━━━━━ Data supplied

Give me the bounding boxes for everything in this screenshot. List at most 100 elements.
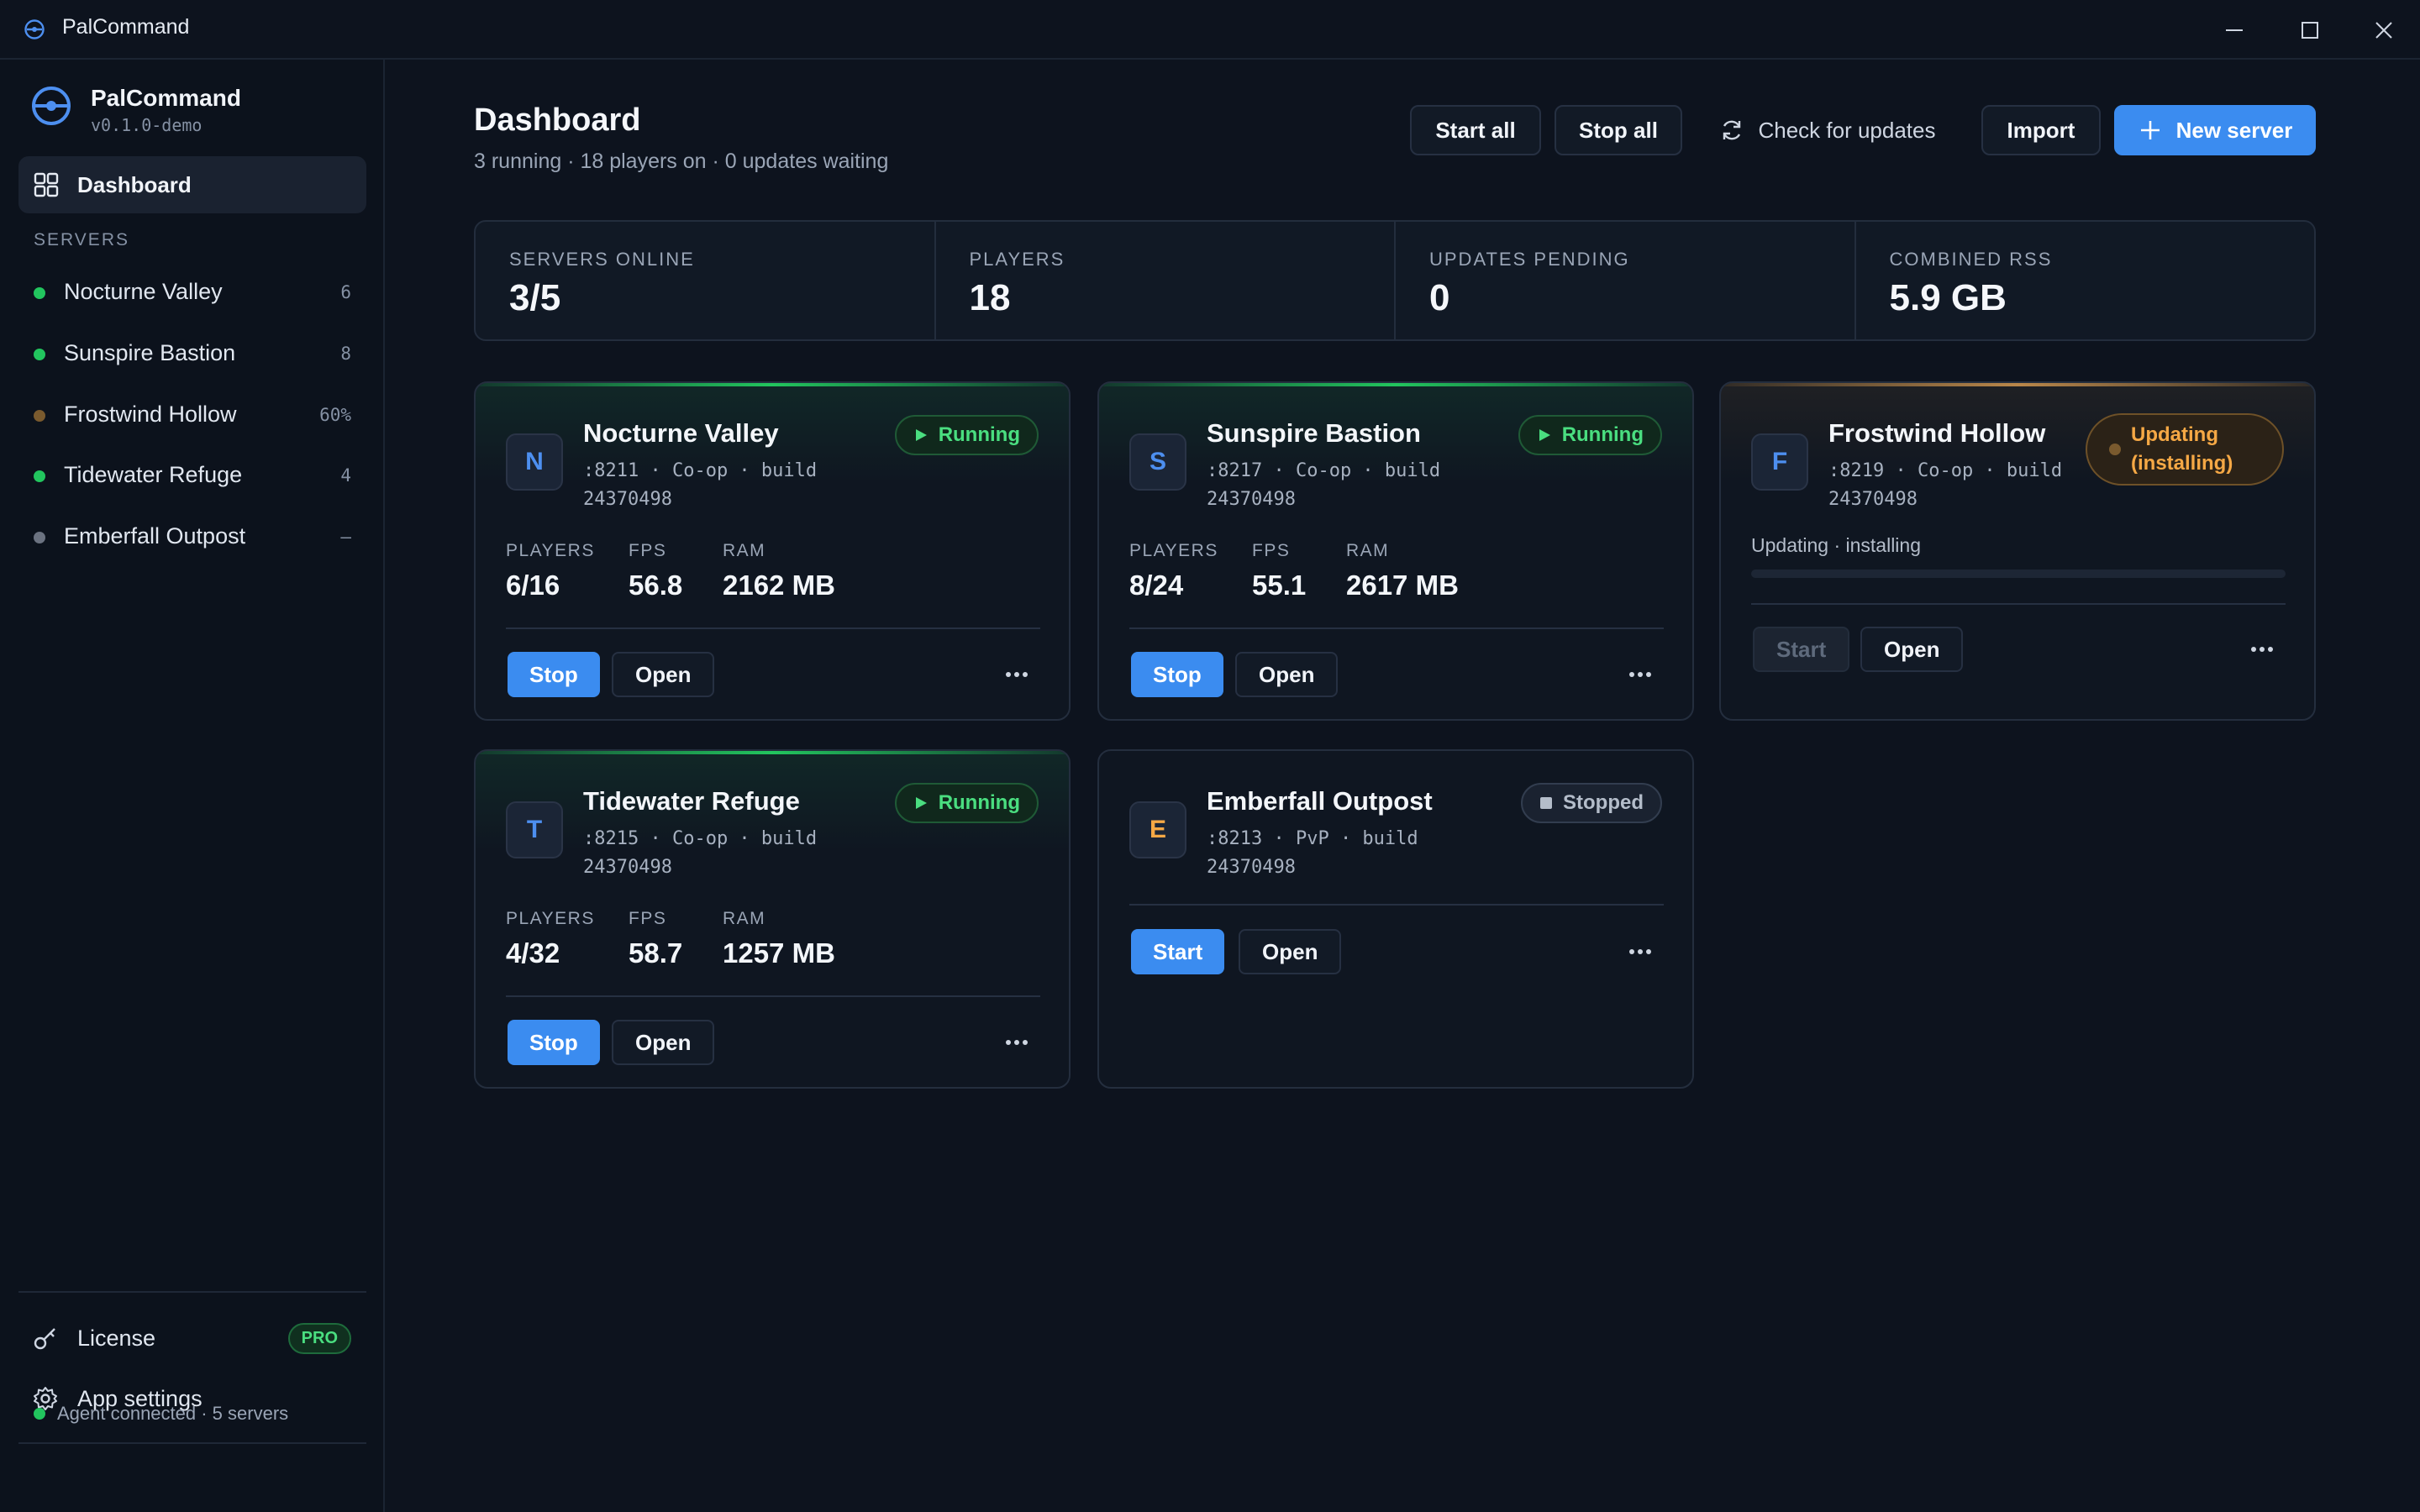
stat-combined-rss: COMBINED RSS 5.9 GB xyxy=(1856,222,2315,339)
sidebar-item-label: Nocturne Valley xyxy=(64,279,223,304)
agent-status-dot xyxy=(34,1408,45,1420)
metric-ram: 2617 MB xyxy=(1346,570,1459,601)
update-progress-bar xyxy=(1751,570,2286,578)
metric-ram: 1257 MB xyxy=(723,937,835,969)
app-logo-icon xyxy=(24,19,45,39)
more-icon xyxy=(1006,672,1028,677)
open-button[interactable]: Open xyxy=(1235,652,1339,697)
stop-button[interactable]: Stop xyxy=(1131,652,1223,697)
close-window-button[interactable] xyxy=(2369,15,2399,45)
start-button[interactable]: Start xyxy=(1131,929,1225,974)
status-badge-label: Running xyxy=(1561,423,1644,446)
sidebar-item-tidewater-refuge[interactable]: Tidewater Refuge 4 xyxy=(18,449,366,499)
server-card-tidewater-refuge: T Tidewater Refuge :8215 · Co-op · build… xyxy=(474,749,1071,1089)
progress-label: Updating · installing xyxy=(1751,534,1922,556)
import-button[interactable]: Import xyxy=(1981,105,2101,155)
title-bar: PalCommand xyxy=(0,0,2420,60)
start-button[interactable]: Start xyxy=(1753,627,1850,672)
check-updates-label: Check for updates xyxy=(1758,117,1936,143)
sidebar-item-label: Frostwind Hollow xyxy=(64,402,237,427)
maximize-button[interactable] xyxy=(2295,15,2325,45)
server-avatar: E xyxy=(1129,801,1186,858)
status-dot xyxy=(34,287,45,299)
sidebar-item-sunspire-bastion[interactable]: Sunspire Bastion 8 xyxy=(18,327,366,377)
sidebar-item-label: Emberfall Outpost xyxy=(64,523,246,549)
metric-fps: 56.8 xyxy=(629,570,683,601)
metric-label-players: PLAYERS xyxy=(506,909,595,928)
new-server-label: New server xyxy=(2175,117,2293,143)
status-badge-label: Running xyxy=(938,423,1020,446)
card-divider xyxy=(1129,627,1664,629)
more-options-button[interactable] xyxy=(1000,658,1034,691)
nav-license[interactable]: License PRO xyxy=(18,1312,366,1362)
page-subtitle: 3 running · 18 players on · 0 updates wa… xyxy=(474,150,889,173)
card-accent-bar xyxy=(476,751,1069,754)
metric-label-fps: FPS xyxy=(629,541,667,560)
sidebar-item-nocturne-valley[interactable]: Nocturne Valley 6 xyxy=(18,265,366,316)
new-server-button[interactable]: New server xyxy=(2114,105,2316,155)
start-all-button[interactable]: Start all xyxy=(1410,105,1541,155)
metric-label-ram: RAM xyxy=(1346,541,1390,560)
status-badge: Updating (installing) xyxy=(2086,413,2284,486)
sidebar-item-count: 4 xyxy=(340,465,351,486)
stat-label: SERVERS ONLINE xyxy=(509,249,695,270)
open-button[interactable]: Open xyxy=(1239,929,1342,974)
minimize-icon xyxy=(2226,29,2243,31)
metric-label-players: PLAYERS xyxy=(506,541,595,560)
card-divider xyxy=(1751,603,2286,605)
open-button[interactable]: Open xyxy=(612,1020,715,1065)
stop-all-button[interactable]: Stop all xyxy=(1555,105,1682,155)
status-dot xyxy=(34,349,45,360)
metric-players: 8/24 xyxy=(1129,570,1184,601)
metric-fps: 55.1 xyxy=(1252,570,1307,601)
metric-ram: 2162 MB xyxy=(723,570,835,601)
pro-badge: PRO xyxy=(287,1323,351,1354)
nav-dashboard[interactable]: Dashboard xyxy=(18,156,366,213)
metric-fps: 58.7 xyxy=(629,937,683,969)
status-badge: Running xyxy=(1518,415,1662,455)
card-divider xyxy=(506,627,1040,629)
grid-icon xyxy=(34,172,59,197)
nav-license-label: License xyxy=(77,1326,156,1351)
sidebar-item-emberfall-outpost[interactable]: Emberfall Outpost – xyxy=(18,510,366,560)
stop-button[interactable]: Stop xyxy=(508,652,600,697)
open-button[interactable]: Open xyxy=(1860,627,1964,672)
open-button[interactable]: Open xyxy=(612,652,715,697)
sidebar-item-count: 60% xyxy=(319,405,351,425)
status-badge-label: Stopped xyxy=(1563,791,1644,814)
card-divider xyxy=(1129,904,1664,906)
more-icon xyxy=(1006,1040,1028,1045)
more-options-button[interactable] xyxy=(1623,935,1657,969)
server-avatar: S xyxy=(1129,433,1186,491)
nav-dashboard-label: Dashboard xyxy=(77,172,192,197)
server-name: Tidewater Refuge xyxy=(583,786,800,816)
status-dot xyxy=(34,470,45,482)
stop-button[interactable]: Stop xyxy=(508,1020,600,1065)
status-badge-label: Updating (installing) xyxy=(2131,423,2233,475)
more-icon xyxy=(1629,672,1651,677)
sidebar-item-frostwind-hollow[interactable]: Frostwind Hollow 60% xyxy=(18,388,366,438)
check-updates-button[interactable]: Check for updates xyxy=(1706,105,1949,155)
stop-square-icon xyxy=(1540,797,1552,809)
stat-label: PLAYERS xyxy=(969,249,1065,270)
server-name: Emberfall Outpost xyxy=(1207,786,1433,816)
more-options-button[interactable] xyxy=(1000,1026,1034,1059)
status-badge-label: Running xyxy=(938,791,1020,814)
sidebar-divider xyxy=(18,1442,366,1444)
brand-name: PalCommand xyxy=(91,85,241,111)
more-options-button[interactable] xyxy=(2245,633,2279,666)
minimize-button[interactable] xyxy=(2219,15,2249,45)
status-dot xyxy=(34,410,45,422)
maximize-icon xyxy=(2302,22,2318,39)
metric-label-fps: FPS xyxy=(1252,541,1291,560)
metric-label-ram: RAM xyxy=(723,909,766,928)
sidebar-item-label: Tidewater Refuge xyxy=(64,462,243,487)
server-avatar: F xyxy=(1751,433,1808,491)
key-icon xyxy=(34,1328,55,1350)
metric-label-ram: RAM xyxy=(723,541,766,560)
server-meta: :8213 · PvP · build 24370498 xyxy=(1207,828,1418,878)
server-avatar: T xyxy=(506,801,563,858)
servers-section-label: SERVERS xyxy=(34,230,129,249)
plus-icon xyxy=(2140,121,2160,139)
more-options-button[interactable] xyxy=(1623,658,1657,691)
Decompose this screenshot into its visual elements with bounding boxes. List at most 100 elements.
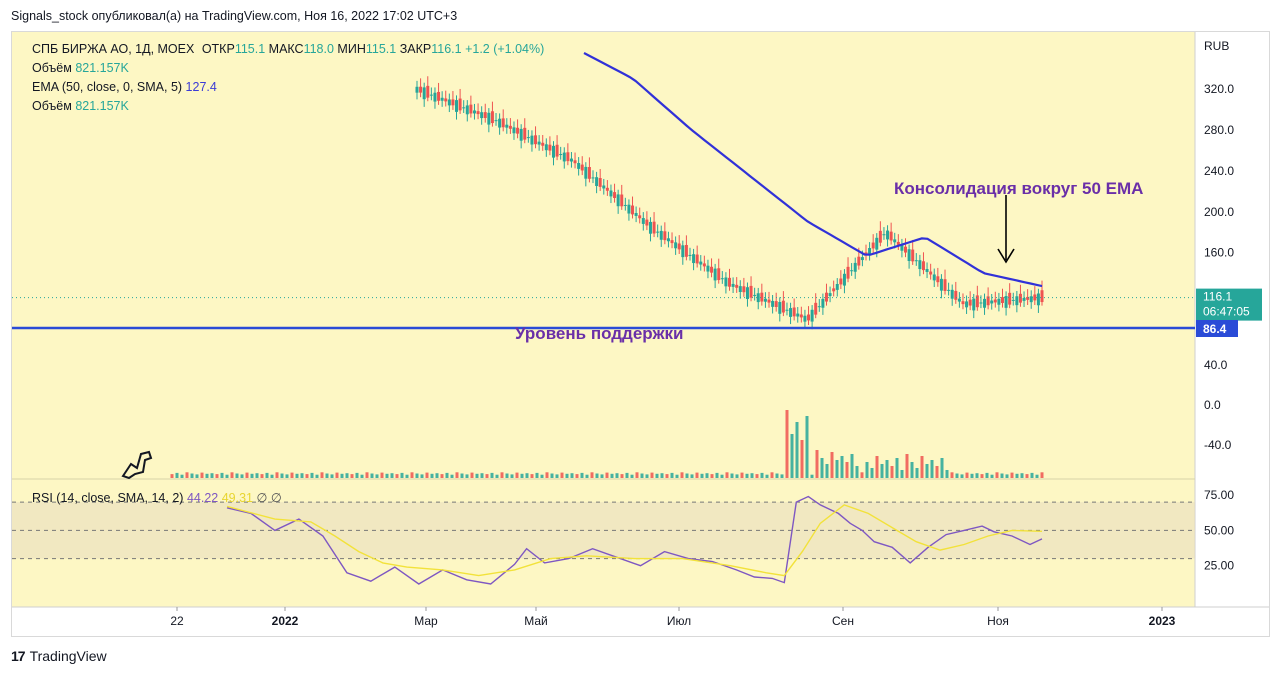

━━━━━━━━━━

Copy every line of the entries above, leaving out the pictures.

# Task output
Give me the bounding boxes for everything in this screenshot. List at most 100 elements.
stat-combined-rss: COMBINED RSS 5.9 GB xyxy=(1856,222,2315,339)
sidebar-item-label: Nocturne Valley xyxy=(64,279,223,304)
agent-status-dot xyxy=(34,1408,45,1420)
metric-ram: 2617 MB xyxy=(1346,570,1459,601)
update-progress-bar xyxy=(1751,570,2286,578)
metric-ram: 1257 MB xyxy=(723,937,835,969)
app-logo-icon xyxy=(24,19,45,39)
more-icon xyxy=(1006,672,1028,677)
open-button[interactable]: Open xyxy=(1235,652,1339,697)
stop-button[interactable]: Stop xyxy=(1131,652,1223,697)
close-window-button[interactable] xyxy=(2369,15,2399,45)
start-button[interactable]: Start xyxy=(1131,929,1225,974)
status-badge-label: Running xyxy=(1561,423,1644,446)
sidebar-item-tidewater-refuge[interactable]: Tidewater Refuge 4 xyxy=(18,449,366,499)
server-card-tidewater-refuge: T Tidewater Refuge :8215 · Co-op · build… xyxy=(474,749,1071,1089)
progress-label: Updating · installing xyxy=(1751,534,1922,556)
import-button[interactable]: Import xyxy=(1981,105,2101,155)
title-bar: PalCommand xyxy=(0,0,2420,60)
start-button[interactable]: Start xyxy=(1753,627,1850,672)
check-updates-label: Check for updates xyxy=(1758,117,1936,143)
sidebar-item-label: Frostwind Hollow xyxy=(64,402,237,427)
maximize-button[interactable] xyxy=(2295,15,2325,45)
server-avatar: E xyxy=(1129,801,1186,858)
status-dot xyxy=(34,287,45,299)
sidebar-item-sunspire-bastion[interactable]: Sunspire Bastion 8 xyxy=(18,327,366,377)
sidebar-item-label: Emberfall Outpost xyxy=(64,523,246,549)
metric-fps: 56.8 xyxy=(629,570,683,601)
metric-label-players: PLAYERS xyxy=(506,909,595,928)
new-server-label: New server xyxy=(2175,117,2293,143)
status-badge-label: Running xyxy=(938,423,1020,446)
card-divider xyxy=(1129,627,1664,629)
more-options-button[interactable] xyxy=(1000,658,1034,691)
nav-license[interactable]: License PRO xyxy=(18,1312,366,1362)
page-subtitle: 3 running · 18 players on · 0 updates wa… xyxy=(474,150,889,173)
card-accent-bar xyxy=(476,751,1069,754)
metric-label-fps: FPS xyxy=(629,541,667,560)
sidebar-item-nocturne-valley[interactable]: Nocturne Valley 6 xyxy=(18,265,366,316)
new-server-button[interactable]: New server xyxy=(2114,105,2316,155)
start-all-button[interactable]: Start all xyxy=(1410,105,1541,155)
metric-label-ram: RAM xyxy=(1346,541,1390,560)
status-badge: Updating (installing) xyxy=(2086,413,2284,486)
sidebar-item-count: 4 xyxy=(340,465,351,486)
stat-label: SERVERS ONLINE xyxy=(509,249,695,270)
open-button[interactable]: Open xyxy=(1239,929,1342,974)
minimize-icon xyxy=(2226,29,2243,31)
metric-label-players: PLAYERS xyxy=(506,541,595,560)
card-divider xyxy=(1751,603,2286,605)
open-button[interactable]: Open xyxy=(612,1020,715,1065)
stop-all-button[interactable]: Stop all xyxy=(1555,105,1682,155)
status-dot xyxy=(34,349,45,360)
metric-players: 8/24 xyxy=(1129,570,1184,601)
metric-fps: 55.1 xyxy=(1252,570,1307,601)
metric-ram: 2162 MB xyxy=(723,570,835,601)
pro-badge: PRO xyxy=(287,1323,351,1354)
nav-dashboard[interactable]: Dashboard xyxy=(18,156,366,213)
metric-fps: 58.7 xyxy=(629,937,683,969)
status-badge: Running xyxy=(1518,415,1662,455)
card-divider xyxy=(506,627,1040,629)
grid-icon xyxy=(34,172,59,197)
nav-license-label: License xyxy=(77,1326,156,1351)
sidebar-item-emberfall-outpost[interactable]: Emberfall Outpost – xyxy=(18,510,366,560)
stop-button[interactable]: Stop xyxy=(508,652,600,697)
open-button[interactable]: Open xyxy=(1860,627,1964,672)
open-button[interactable]: Open xyxy=(612,652,715,697)
sidebar-item-count: 60% xyxy=(319,405,351,425)
status-badge-label: Stopped xyxy=(1563,791,1644,814)
card-divider xyxy=(1129,904,1664,906)
more-icon xyxy=(1006,1040,1028,1045)
more-options-button[interactable] xyxy=(1623,935,1657,969)
server-avatar: S xyxy=(1129,433,1186,491)
nav-dashboard-label: Dashboard xyxy=(77,172,192,197)
server-name: Tidewater Refuge xyxy=(583,786,800,816)
status-dot xyxy=(34,470,45,482)
stop-button[interactable]: Stop xyxy=(508,1020,600,1065)
status-badge-label: Updating (installing) xyxy=(2131,423,2233,475)
more-icon xyxy=(1629,672,1651,677)
sidebar-item-frostwind-hollow[interactable]: Frostwind Hollow 60% xyxy=(18,388,366,438)
check-updates-button[interactable]: Check for updates xyxy=(1706,105,1949,155)
stop-square-icon xyxy=(1540,797,1552,809)
stat-label: PLAYERS xyxy=(969,249,1065,270)
server-name: Emberfall Outpost xyxy=(1207,786,1433,816)
more-options-button[interactable] xyxy=(1000,1026,1034,1059)
status-badge-label: Running xyxy=(938,791,1020,814)
sidebar-divider xyxy=(18,1442,366,1444)
brand-name: PalCommand xyxy=(91,85,241,111)
more-options-button[interactable] xyxy=(2245,633,2279,666)
minimize-button[interactable] xyxy=(2219,15,2249,45)
status-dot xyxy=(34,410,45,422)
maximize-icon xyxy=(2302,22,2318,39)
metric-label-fps: FPS xyxy=(1252,541,1291,560)
metric-label-ram: RAM xyxy=(723,909,766,928)
sidebar-item-label: Tidewater Refuge xyxy=(64,462,243,487)
server-avatar: F xyxy=(1751,433,1808,491)
key-icon xyxy=(34,1328,55,1350)
metric-label-ram: RAM xyxy=(723,541,766,560)
server-meta: :8213 · PvP · build 24370498 xyxy=(1207,828,1418,878)
server-avatar: T xyxy=(506,801,563,858)
servers-section-label: SERVERS xyxy=(34,230,129,249)
plus-icon xyxy=(2140,121,2160,139)
more-options-button[interactable] xyxy=(1623,658,1657,691)
Decompose this screenshot into its visual elements with bounding boxes. List at most 100 elements.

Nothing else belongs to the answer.